— start DATA SUPPLIED —

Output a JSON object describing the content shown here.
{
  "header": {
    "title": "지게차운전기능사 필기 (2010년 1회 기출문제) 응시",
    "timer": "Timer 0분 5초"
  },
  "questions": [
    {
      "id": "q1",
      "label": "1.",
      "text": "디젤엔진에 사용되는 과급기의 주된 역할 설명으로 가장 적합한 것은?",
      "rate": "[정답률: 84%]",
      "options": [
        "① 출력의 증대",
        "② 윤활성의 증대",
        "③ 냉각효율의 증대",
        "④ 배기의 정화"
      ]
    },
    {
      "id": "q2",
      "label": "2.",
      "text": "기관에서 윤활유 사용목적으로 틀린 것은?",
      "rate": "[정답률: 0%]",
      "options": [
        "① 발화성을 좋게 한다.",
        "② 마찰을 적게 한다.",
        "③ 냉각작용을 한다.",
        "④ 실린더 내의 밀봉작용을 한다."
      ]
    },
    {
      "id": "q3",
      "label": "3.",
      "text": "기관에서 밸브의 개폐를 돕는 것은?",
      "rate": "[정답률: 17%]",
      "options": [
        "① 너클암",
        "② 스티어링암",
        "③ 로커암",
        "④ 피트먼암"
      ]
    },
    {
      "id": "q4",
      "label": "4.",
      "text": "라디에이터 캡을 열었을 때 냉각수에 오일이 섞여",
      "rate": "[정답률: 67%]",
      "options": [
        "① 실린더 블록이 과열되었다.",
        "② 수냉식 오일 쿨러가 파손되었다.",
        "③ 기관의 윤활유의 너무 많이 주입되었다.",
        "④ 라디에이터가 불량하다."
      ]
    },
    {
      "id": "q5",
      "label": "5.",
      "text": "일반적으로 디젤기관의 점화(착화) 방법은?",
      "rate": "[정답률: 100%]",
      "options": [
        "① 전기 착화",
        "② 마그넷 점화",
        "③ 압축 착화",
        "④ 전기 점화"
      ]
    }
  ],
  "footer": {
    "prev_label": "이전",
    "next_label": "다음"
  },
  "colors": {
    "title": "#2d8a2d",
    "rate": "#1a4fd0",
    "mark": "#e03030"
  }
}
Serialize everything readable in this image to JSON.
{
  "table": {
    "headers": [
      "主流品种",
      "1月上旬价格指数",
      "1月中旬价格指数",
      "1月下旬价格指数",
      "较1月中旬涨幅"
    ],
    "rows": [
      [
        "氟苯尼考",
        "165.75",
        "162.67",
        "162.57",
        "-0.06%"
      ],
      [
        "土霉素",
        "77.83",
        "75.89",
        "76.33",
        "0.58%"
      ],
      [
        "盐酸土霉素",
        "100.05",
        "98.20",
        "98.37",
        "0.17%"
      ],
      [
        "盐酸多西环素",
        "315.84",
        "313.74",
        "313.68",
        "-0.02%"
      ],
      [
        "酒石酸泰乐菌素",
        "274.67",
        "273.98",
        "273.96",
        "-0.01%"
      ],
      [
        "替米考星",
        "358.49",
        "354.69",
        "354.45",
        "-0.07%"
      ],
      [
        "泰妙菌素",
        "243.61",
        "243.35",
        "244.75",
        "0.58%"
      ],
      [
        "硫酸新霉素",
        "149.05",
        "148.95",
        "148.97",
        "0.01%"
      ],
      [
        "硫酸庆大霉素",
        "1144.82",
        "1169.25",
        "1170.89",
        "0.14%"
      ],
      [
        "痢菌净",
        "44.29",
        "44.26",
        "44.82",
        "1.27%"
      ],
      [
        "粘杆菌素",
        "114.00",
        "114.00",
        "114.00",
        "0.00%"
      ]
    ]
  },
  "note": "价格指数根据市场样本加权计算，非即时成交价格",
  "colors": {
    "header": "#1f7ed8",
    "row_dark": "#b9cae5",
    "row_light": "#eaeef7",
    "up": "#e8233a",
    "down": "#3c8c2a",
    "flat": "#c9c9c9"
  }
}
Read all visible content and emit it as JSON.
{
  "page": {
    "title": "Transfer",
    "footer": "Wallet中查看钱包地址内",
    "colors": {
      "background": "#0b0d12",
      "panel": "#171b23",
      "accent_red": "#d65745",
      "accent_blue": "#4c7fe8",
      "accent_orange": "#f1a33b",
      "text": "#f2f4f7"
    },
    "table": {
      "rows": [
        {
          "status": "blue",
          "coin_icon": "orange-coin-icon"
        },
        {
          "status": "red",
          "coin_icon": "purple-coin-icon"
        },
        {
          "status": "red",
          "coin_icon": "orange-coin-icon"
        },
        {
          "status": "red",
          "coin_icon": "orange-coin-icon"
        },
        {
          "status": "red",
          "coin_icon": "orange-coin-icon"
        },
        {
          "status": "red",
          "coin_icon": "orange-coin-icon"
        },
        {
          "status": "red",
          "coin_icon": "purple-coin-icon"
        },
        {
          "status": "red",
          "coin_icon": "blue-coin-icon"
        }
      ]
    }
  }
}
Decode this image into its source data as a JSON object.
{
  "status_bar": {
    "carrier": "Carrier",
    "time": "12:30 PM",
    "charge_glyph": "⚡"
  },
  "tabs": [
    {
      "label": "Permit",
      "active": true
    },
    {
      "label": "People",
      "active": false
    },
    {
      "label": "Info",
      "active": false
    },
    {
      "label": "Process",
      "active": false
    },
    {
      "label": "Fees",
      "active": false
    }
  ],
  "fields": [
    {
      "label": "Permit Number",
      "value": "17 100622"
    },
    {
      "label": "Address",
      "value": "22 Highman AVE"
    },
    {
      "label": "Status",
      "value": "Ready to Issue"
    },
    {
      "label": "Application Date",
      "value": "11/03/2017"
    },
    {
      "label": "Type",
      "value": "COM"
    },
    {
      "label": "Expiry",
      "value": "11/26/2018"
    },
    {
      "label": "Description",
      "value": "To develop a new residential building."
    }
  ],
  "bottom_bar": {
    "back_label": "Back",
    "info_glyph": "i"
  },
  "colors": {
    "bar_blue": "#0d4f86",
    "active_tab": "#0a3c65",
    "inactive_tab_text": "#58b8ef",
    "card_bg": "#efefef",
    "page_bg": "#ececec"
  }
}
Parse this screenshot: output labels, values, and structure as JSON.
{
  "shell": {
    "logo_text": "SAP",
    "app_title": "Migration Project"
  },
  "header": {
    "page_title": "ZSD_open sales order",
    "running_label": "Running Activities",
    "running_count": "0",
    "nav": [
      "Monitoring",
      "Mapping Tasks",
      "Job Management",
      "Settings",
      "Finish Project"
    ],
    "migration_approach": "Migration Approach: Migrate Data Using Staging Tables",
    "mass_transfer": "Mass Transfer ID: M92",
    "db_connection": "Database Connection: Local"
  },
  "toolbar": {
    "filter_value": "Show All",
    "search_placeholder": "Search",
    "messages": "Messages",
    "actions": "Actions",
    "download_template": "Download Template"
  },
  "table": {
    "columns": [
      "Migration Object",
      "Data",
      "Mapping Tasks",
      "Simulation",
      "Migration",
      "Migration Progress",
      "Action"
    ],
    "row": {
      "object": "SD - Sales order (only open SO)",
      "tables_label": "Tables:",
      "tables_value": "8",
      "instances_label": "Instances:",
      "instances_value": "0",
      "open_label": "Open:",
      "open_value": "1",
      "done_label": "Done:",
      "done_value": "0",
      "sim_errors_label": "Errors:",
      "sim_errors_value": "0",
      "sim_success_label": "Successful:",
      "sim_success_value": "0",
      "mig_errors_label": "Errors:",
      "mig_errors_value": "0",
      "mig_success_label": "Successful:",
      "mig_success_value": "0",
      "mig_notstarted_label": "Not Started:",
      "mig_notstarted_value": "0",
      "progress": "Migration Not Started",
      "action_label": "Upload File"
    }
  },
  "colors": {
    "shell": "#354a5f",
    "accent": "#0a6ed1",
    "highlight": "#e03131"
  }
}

— end DATA SUPPLIED —

> WHAT TO DO: Return the full listing, character for character.

> ANSWER TO THIS EXERCISE:
Output a JSON object describing the content shown here.
{
  "header": {
    "title": "지게차운전기능사 필기 (2010년 1회 기출문제) 응시",
    "timer": "Timer 0분 5초"
  },
  "questions": [
    {
      "id": "q1",
      "label": "1.",
      "text": "디젤엔진에 사용되는 과급기의 주된 역할 설명으로 가장 적합한 것은?",
      "rate": "[정답률: 84%]",
      "options": [
        "① 출력의 증대",
        "② 윤활성의 증대",
        "③ 냉각효율의 증대",
        "④ 배기의 정화"
      ]
    },
    {
      "id": "q2",
      "label": "2.",
      "text": "기관에서 윤활유 사용목적으로 틀린 것은?",
      "rate": "[정답률: 0%]",
      "options": [
        "① 발화성을 좋게 한다.",
        "② 마찰을 적게 한다.",
        "③ 냉각작용을 한다.",
        "④ 실린더 내의 밀봉작용을 한다."
      ]
    },
    {
      "id": "q3",
      "label": "3.",
      "text": "기관에서 밸브의 개폐를 돕는 것은?",
      "rate": "[정답률: 17%]",
      "options": [
        "① 너클암",
        "② 스티어링암",
        "③ 로커암",
        "④ 피트먼암"
      ]
    },
    {
      "id": "q4",
      "label": "4.",
      "text": "라디에이터 캡을 열었을 때 냉각수에 오일이 섞여",
      "rate": "[정답률: 67%]",
      "options": [
        "① 실린더 블록이 과열되었다.",
        "② 수냉식 오일 쿨러가 파손되었다.",
        "③ 기관의 윤활유의 너무 많이 주입되었다.",
        "④ 라디에이터가 불량하다."
      ]
    },
    {
      "id": "q5",
      "label": "5.",
      "text": "일반적으로 디젤기관의 점화(착화) 방법은?",
      "rate": "[정답률: 100%]",
      "options": [
        "① 전기 착화",
        "② 마그넷 점화",
        "③ 압축 착화",
        "④ 전기 점화"
      ]
    }
  ],
  "footer": {
    "prev_label": "이전",
    "next_label": "다음"
  },
  "colors": {
    "title": "#2d8a2d",
    "rate": "#1a4fd0",
    "mark": "#e03030"
  }
}
Serialize everything readable in this image to JSON.
{
  "table": {
    "headers": [
      "主流品种",
      "1月上旬价格指数",
      "1月中旬价格指数",
      "1月下旬价格指数",
      "较1月中旬涨幅"
    ],
    "rows": [
      [
        "氟苯尼考",
        "165.75",
        "162.67",
        "162.57",
        "-0.06%"
      ],
      [
        "土霉素",
        "77.83",
        "75.89",
        "76.33",
        "0.58%"
      ],
      [
        "盐酸土霉素",
        "100.05",
        "98.20",
        "98.37",
        "0.17%"
      ],
      [
        "盐酸多西环素",
        "315.84",
        "313.74",
        "313.68",
        "-0.02%"
      ],
      [
        "酒石酸泰乐菌素",
        "274.67",
        "273.98",
        "273.96",
        "-0.01%"
      ],
      [
        "替米考星",
        "358.49",
        "354.69",
        "354.45",
        "-0.07%"
      ],
      [
        "泰妙菌素",
        "243.61",
        "243.35",
        "244.75",
        "0.58%"
      ],
      [
        "硫酸新霉素",
        "149.05",
        "148.95",
        "148.97",
        "0.01%"
      ],
      [
        "硫酸庆大霉素",
        "1144.82",
        "1169.25",
        "1170.89",
        "0.14%"
      ],
      [
        "痢菌净",
        "44.29",
        "44.26",
        "44.82",
        "1.27%"
      ],
      [
        "粘杆菌素",
        "114.00",
        "114.00",
        "114.00",
        "0.00%"
      ]
    ]
  },
  "note": "价格指数根据市场样本加权计算，非即时成交价格",
  "colors": {
    "header": "#1f7ed8",
    "row_dark": "#b9cae5",
    "row_light": "#eaeef7",
    "up": "#e8233a",
    "down": "#3c8c2a",
    "flat": "#c9c9c9"
  }
}
Read all visible content and emit it as JSON.
{
  "page": {
    "title": "Transfer",
    "footer": "Wallet中查看钱包地址内",
    "colors": {
      "background": "#0b0d12",
      "panel": "#171b23",
      "accent_red": "#d65745",
      "accent_blue": "#4c7fe8",
      "accent_orange": "#f1a33b",
      "text": "#f2f4f7"
    },
    "table": {
      "rows": [
        {
          "status": "blue",
          "coin_icon": "orange-coin-icon"
        },
        {
          "status": "red",
          "coin_icon": "purple-coin-icon"
        },
        {
          "status": "red",
          "coin_icon": "orange-coin-icon"
        },
        {
          "status": "red",
          "coin_icon": "orange-coin-icon"
        },
        {
          "status": "red",
          "coin_icon": "orange-coin-icon"
        },
        {
          "status": "red",
          "coin_icon": "orange-coin-icon"
        },
        {
          "status": "red",
          "coin_icon": "purple-coin-icon"
        },
        {
          "status": "red",
          "coin_icon": "blue-coin-icon"
        }
      ]
    }
  }
}
Decode this image into its source data as a JSON object.
{
  "status_bar": {
    "carrier": "Carrier",
    "time": "12:30 PM",
    "charge_glyph": "⚡"
  },
  "tabs": [
    {
      "label": "Permit",
      "active": true
    },
    {
      "label": "People",
      "active": false
    },
    {
      "label": "Info",
      "active": false
    },
    {
      "label": "Process",
      "active": false
    },
    {
      "label": "Fees",
      "active": false
    }
  ],
  "fields": [
    {
      "label": "Permit Number",
      "value": "17 100622"
    },
    {
      "label": "Address",
      "value": "22 Highman AVE"
    },
    {
      "label": "Status",
      "value": "Ready to Issue"
    },
    {
      "label": "Application Date",
      "value": "11/03/2017"
    },
    {
      "label": "Type",
      "value": "COM"
    },
    {
      "label": "Expiry",
      "value": "11/26/2018"
    },
    {
      "label": "Description",
      "value": "To develop a new residential building."
    }
  ],
  "bottom_bar": {
    "back_label": "Back",
    "info_glyph": "i"
  },
  "colors": {
    "bar_blue": "#0d4f86",
    "active_tab": "#0a3c65",
    "inactive_tab_text": "#58b8ef",
    "card_bg": "#efefef",
    "page_bg": "#ececec"
  }
}
Parse this screenshot: output labels, values, and structure as JSON.
{
  "shell": {
    "logo_text": "SAP",
    "app_title": "Migration Project"
  },
  "header": {
    "page_title": "ZSD_open sales order",
    "running_label": "Running Activities",
    "running_count": "0",
    "nav": [
      "Monitoring",
      "Mapping Tasks",
      "Job Management",
      "Settings",
      "Finish Project"
    ],
    "migration_approach": "Migration Approach: Migrate Data Using Staging Tables",
    "mass_transfer": "Mass Transfer ID: M92",
    "db_connection": "Database Connection: Local"
  },
  "toolbar": {
    "filter_value": "Show All",
    "search_placeholder": "Search",
    "messages": "Messages",
    "actions": "Actions",
    "download_template": "Download Template"
  },
  "table": {
    "columns": [
      "Migration Object",
      "Data",
      "Mapping Tasks",
      "Simulation",
      "Migration",
      "Migration Progress",
      "Action"
    ],
    "row": {
      "object": "SD - Sales order (only open SO)",
      "tables_label": "Tables:",
      "tables_value": "8",
      "instances_label": "Instances:",
      "instances_value": "0",
      "open_label": "Open:",
      "open_value": "1",
      "done_label": "Done:",
      "done_value": "0",
      "sim_errors_label": "Errors:",
      "sim_errors_value": "0",
      "sim_success_label": "Successful:",
      "sim_success_value": "0",
      "mig_errors_label": "Errors:",
      "mig_errors_value": "0",
      "mig_success_label": "Successful:",
      "mig_success_value": "0",
      "mig_notstarted_label": "Not Started:",
      "mig_notstarted_value": "0",
      "progress": "Migration Not Started",
      "action_label": "Upload File"
    }
  },
  "colors": {
    "shell": "#354a5f",
    "accent": "#0a6ed1",
    "highlight": "#e03131"
  }
}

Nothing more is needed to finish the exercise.